# DO THIS
Answer with nothing except the number of lines that contain the word "time".

# INFORMATION SUPPLIED

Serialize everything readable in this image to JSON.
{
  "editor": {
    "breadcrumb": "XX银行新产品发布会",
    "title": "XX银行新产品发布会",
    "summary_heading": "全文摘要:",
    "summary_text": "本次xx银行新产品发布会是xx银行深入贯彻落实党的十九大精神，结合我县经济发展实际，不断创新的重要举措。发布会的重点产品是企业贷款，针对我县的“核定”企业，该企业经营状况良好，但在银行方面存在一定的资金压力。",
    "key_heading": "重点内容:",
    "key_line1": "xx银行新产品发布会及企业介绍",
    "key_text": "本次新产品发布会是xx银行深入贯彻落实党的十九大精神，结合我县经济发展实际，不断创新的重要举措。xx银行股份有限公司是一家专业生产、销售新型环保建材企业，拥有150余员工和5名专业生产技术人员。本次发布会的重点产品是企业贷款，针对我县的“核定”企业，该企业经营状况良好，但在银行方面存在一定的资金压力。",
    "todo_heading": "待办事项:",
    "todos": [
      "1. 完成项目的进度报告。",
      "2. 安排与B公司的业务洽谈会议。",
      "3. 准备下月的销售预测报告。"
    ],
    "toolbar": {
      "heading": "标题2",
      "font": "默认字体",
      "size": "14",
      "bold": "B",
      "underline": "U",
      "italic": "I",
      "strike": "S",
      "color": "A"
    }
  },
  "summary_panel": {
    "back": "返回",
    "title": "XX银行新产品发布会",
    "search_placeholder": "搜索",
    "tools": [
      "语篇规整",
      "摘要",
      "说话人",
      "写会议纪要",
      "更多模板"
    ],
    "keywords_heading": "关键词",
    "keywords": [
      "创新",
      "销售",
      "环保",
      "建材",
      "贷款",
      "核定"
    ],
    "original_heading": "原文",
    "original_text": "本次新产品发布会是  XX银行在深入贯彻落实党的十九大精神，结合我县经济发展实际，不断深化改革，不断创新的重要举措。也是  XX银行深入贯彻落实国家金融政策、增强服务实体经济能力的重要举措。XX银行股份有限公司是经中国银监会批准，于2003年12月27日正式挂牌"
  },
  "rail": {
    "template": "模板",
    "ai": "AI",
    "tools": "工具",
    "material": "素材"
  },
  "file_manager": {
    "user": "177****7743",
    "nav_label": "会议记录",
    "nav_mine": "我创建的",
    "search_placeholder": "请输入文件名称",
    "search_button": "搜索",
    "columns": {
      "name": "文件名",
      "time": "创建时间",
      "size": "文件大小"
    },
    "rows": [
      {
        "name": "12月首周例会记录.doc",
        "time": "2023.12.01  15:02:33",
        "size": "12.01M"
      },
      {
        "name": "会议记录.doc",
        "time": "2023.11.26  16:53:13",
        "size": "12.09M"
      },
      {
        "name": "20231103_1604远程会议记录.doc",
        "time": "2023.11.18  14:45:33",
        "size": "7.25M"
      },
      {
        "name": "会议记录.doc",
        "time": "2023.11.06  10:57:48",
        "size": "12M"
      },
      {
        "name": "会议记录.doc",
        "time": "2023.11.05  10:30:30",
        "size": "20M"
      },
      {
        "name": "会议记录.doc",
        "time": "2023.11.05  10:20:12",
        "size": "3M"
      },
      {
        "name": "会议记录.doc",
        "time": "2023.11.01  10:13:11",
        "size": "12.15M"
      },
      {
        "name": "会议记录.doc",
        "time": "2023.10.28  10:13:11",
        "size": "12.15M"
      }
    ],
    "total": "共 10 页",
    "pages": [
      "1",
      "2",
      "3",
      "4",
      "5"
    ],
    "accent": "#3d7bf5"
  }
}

# FINISHED TASK
9